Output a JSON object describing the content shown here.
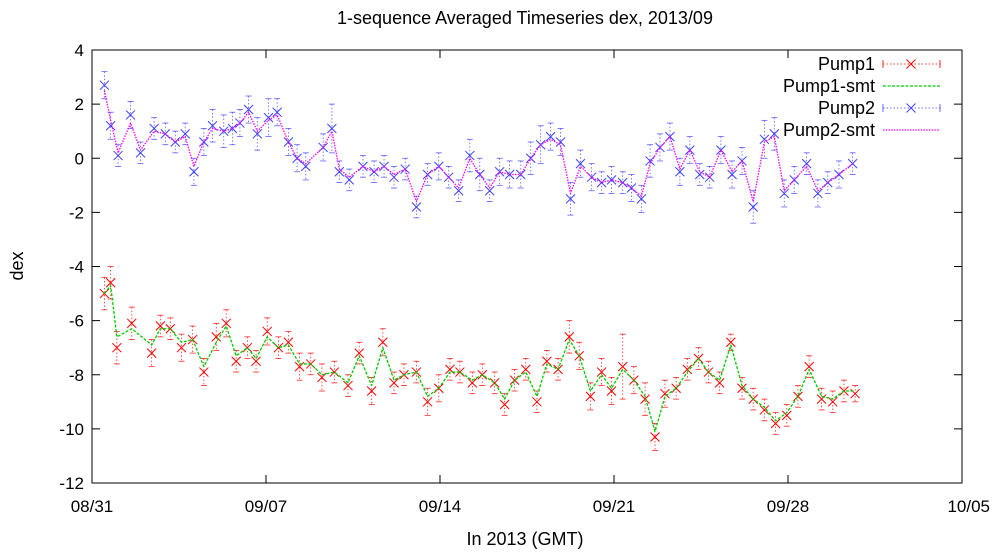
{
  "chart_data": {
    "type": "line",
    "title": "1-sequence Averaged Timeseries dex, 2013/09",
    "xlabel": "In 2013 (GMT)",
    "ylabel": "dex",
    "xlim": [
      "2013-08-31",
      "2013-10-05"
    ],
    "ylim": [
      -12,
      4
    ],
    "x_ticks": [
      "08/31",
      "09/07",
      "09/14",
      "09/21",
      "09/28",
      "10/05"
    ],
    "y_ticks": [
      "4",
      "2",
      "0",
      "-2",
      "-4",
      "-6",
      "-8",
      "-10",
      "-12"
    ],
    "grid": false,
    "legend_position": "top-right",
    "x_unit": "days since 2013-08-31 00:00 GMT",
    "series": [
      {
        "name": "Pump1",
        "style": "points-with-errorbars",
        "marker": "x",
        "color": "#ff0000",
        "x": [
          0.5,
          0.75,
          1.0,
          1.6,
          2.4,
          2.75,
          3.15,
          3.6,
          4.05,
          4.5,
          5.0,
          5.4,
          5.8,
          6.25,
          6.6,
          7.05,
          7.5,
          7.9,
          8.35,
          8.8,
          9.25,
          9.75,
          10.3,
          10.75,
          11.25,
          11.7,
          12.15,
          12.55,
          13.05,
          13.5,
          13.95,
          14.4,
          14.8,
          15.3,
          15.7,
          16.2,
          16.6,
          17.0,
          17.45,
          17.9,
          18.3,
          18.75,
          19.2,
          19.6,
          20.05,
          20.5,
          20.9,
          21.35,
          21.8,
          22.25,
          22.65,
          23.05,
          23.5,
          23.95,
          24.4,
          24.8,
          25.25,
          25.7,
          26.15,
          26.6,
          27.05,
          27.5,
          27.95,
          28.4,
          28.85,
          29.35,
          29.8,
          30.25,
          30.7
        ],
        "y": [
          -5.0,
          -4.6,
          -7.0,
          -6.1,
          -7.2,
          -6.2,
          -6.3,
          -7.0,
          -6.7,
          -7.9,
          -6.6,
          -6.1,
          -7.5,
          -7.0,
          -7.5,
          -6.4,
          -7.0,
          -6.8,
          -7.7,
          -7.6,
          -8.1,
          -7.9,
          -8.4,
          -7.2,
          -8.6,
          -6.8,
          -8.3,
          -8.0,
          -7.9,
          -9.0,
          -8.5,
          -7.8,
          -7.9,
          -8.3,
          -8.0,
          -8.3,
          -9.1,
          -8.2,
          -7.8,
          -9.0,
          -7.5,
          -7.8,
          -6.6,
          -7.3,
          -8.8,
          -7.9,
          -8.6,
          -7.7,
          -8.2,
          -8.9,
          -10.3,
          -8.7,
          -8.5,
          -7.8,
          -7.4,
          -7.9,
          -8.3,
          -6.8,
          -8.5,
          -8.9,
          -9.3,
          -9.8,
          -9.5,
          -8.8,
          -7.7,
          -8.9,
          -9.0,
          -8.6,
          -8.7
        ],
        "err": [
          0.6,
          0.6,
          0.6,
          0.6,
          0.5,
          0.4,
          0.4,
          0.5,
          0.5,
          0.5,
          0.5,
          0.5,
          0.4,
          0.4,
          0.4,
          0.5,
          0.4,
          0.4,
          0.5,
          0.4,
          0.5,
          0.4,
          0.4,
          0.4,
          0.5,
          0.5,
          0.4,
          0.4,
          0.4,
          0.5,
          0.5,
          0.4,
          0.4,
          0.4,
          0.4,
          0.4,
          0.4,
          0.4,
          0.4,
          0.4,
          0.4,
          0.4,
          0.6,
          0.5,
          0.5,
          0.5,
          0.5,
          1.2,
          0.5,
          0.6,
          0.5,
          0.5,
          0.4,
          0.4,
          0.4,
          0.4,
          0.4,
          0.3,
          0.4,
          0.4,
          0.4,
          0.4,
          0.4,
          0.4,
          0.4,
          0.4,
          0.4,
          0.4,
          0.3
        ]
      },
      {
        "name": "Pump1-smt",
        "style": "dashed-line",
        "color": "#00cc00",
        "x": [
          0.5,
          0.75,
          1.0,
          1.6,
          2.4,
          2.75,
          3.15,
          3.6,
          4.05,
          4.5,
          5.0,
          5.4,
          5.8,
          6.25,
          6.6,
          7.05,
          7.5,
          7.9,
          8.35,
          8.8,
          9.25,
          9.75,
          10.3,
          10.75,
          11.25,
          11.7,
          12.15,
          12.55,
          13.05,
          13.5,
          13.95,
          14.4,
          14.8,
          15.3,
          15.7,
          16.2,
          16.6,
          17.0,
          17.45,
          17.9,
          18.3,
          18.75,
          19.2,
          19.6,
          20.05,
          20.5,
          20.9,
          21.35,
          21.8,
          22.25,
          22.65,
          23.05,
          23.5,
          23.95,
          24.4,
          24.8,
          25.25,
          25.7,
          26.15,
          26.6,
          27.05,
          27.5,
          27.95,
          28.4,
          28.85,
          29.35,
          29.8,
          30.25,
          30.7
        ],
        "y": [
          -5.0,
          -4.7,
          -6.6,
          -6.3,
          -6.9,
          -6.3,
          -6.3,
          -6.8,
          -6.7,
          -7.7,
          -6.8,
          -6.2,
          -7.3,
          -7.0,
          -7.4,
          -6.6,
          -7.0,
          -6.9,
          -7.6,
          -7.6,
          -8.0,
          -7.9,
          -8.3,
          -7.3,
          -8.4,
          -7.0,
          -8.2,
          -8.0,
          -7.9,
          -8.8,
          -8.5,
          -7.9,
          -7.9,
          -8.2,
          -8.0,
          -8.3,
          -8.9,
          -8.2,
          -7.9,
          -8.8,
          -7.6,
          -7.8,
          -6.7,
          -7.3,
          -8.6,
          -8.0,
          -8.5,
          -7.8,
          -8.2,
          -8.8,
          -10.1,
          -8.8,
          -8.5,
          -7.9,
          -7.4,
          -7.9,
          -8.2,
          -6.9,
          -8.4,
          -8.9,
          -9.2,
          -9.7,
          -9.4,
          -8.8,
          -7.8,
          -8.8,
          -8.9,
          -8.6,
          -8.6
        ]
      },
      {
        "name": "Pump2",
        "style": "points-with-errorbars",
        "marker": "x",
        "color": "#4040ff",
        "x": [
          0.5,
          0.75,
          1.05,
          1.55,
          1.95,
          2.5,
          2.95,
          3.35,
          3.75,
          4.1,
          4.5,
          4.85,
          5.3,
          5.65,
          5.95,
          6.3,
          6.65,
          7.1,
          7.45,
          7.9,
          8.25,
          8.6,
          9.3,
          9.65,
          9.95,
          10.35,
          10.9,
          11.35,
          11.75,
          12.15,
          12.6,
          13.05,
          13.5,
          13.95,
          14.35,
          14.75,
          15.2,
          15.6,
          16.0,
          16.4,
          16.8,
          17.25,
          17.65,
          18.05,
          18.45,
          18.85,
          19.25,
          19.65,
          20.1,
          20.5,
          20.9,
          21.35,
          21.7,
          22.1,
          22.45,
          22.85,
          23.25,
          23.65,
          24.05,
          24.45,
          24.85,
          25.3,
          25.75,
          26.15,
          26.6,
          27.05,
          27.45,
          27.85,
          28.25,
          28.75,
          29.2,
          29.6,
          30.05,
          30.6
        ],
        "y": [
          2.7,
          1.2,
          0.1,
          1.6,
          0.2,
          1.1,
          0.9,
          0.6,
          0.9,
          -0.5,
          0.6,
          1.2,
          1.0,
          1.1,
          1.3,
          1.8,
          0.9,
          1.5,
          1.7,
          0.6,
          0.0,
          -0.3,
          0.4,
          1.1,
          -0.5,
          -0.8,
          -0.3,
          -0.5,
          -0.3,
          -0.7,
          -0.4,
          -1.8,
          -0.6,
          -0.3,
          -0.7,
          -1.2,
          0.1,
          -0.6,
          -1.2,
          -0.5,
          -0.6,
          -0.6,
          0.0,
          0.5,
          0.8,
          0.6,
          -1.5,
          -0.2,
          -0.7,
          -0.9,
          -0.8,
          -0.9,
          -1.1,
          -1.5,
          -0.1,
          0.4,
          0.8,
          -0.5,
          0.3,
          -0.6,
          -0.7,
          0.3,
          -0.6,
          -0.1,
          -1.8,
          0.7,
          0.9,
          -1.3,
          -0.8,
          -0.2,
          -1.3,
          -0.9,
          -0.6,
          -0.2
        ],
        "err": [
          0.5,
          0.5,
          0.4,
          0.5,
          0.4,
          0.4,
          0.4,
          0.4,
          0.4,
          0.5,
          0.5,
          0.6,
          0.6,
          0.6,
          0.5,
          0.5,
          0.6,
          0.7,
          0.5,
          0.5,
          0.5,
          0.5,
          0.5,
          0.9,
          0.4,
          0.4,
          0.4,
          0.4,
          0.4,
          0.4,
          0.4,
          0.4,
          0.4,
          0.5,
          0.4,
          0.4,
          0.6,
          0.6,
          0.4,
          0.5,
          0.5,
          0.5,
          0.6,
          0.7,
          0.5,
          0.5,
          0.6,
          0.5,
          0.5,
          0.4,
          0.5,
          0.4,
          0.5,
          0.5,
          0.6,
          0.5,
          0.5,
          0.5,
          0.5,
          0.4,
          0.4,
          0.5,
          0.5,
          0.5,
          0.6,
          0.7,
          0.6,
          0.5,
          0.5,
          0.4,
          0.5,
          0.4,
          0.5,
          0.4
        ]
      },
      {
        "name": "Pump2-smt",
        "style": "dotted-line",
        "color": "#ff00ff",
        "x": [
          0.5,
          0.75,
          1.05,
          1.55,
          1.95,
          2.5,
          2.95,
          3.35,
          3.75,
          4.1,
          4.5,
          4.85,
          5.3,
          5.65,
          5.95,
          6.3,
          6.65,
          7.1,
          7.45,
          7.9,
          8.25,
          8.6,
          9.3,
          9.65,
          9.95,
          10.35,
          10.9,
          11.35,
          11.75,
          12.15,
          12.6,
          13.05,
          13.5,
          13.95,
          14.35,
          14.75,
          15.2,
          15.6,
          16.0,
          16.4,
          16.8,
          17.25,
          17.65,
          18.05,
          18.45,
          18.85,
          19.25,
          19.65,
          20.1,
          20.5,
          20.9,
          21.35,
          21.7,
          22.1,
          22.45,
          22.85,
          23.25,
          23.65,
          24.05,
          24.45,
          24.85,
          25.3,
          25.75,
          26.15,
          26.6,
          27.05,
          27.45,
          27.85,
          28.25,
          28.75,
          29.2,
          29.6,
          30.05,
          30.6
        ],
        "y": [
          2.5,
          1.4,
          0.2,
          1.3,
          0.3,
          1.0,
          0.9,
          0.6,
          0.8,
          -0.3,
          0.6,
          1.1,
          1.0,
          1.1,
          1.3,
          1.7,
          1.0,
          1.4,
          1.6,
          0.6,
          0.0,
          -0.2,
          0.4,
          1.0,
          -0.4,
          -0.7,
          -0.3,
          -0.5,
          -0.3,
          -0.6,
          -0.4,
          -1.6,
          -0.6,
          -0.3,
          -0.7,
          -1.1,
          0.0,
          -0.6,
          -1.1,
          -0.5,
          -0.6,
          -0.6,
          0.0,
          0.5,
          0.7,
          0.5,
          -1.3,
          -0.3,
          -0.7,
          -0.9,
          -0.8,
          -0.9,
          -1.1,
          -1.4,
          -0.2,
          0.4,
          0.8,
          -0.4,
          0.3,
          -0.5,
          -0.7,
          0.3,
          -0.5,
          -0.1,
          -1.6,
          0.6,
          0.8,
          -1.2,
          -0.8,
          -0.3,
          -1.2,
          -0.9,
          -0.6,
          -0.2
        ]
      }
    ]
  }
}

-- -- --

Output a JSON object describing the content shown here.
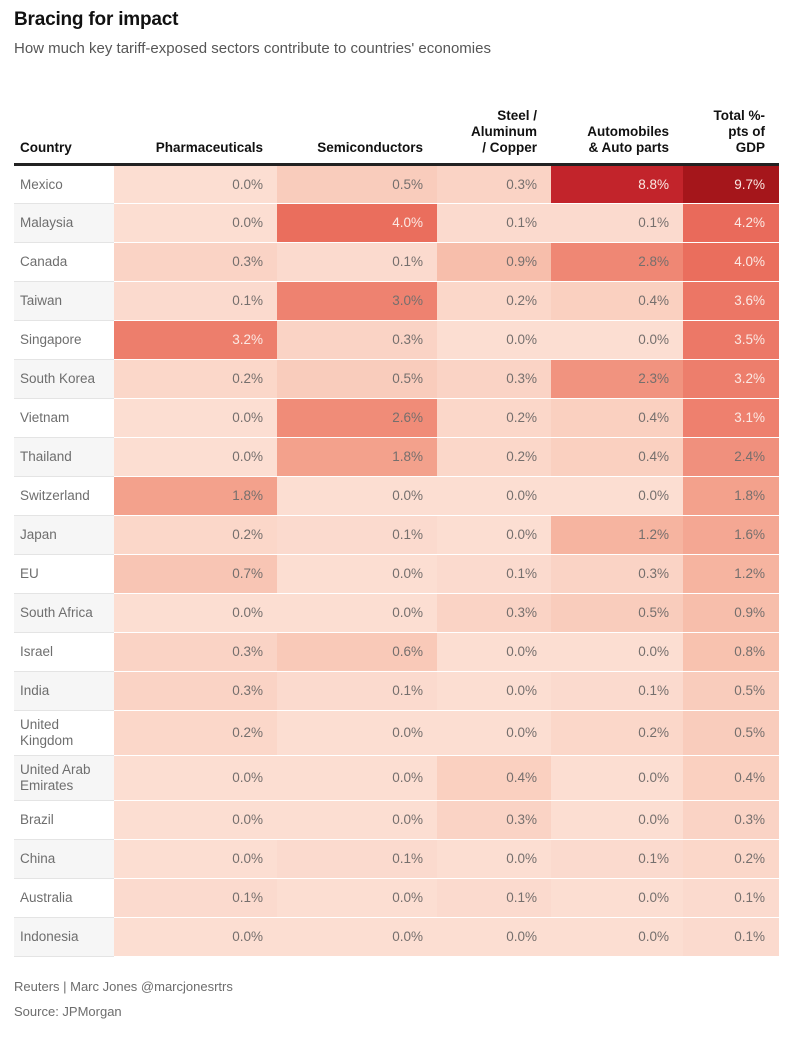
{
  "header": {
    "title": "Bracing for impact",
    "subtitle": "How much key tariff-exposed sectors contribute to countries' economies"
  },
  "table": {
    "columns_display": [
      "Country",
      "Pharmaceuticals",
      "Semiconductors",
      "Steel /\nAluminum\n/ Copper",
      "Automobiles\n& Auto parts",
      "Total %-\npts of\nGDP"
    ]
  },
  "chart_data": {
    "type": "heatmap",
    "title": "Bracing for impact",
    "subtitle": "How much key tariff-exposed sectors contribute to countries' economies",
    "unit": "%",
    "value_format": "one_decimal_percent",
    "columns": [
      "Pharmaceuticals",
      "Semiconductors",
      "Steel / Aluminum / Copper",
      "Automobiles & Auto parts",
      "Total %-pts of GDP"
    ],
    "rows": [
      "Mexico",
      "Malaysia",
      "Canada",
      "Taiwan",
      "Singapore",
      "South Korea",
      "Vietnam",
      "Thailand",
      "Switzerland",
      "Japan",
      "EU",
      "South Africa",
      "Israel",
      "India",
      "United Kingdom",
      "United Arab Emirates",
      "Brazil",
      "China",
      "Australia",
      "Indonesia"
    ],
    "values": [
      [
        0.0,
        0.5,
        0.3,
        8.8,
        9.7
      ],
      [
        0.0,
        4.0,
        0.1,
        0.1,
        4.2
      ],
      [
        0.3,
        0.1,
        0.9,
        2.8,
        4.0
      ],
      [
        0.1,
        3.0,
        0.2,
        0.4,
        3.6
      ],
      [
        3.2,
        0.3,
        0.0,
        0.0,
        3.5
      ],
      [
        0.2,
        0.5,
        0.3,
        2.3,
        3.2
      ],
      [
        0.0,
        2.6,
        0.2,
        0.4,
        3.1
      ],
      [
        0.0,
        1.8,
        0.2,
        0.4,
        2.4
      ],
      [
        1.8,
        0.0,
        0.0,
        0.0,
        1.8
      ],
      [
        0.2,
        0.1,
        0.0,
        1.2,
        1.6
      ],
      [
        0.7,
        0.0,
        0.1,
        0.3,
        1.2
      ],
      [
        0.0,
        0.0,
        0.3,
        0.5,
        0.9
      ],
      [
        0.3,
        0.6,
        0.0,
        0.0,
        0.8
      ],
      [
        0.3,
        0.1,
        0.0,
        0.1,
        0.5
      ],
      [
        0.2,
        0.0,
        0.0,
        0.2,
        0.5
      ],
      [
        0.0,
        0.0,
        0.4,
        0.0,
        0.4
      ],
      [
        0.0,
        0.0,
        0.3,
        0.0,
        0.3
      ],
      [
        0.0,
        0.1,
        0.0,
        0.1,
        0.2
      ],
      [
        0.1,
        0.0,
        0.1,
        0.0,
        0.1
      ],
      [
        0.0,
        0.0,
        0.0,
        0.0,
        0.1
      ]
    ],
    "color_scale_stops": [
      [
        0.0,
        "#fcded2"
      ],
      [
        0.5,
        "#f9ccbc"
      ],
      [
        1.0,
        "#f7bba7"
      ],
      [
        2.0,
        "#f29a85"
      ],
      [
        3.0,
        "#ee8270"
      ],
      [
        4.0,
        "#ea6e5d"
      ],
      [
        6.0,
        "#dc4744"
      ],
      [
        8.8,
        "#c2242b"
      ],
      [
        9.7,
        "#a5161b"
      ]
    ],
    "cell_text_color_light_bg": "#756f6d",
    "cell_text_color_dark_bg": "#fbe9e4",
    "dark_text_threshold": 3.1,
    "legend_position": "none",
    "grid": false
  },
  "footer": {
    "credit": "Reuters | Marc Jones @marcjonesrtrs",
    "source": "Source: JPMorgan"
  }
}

-- -- --

PROMPT
State how many lines in the records above contain the word "contribute", and give only that number.

FINISHED EXERCISE
2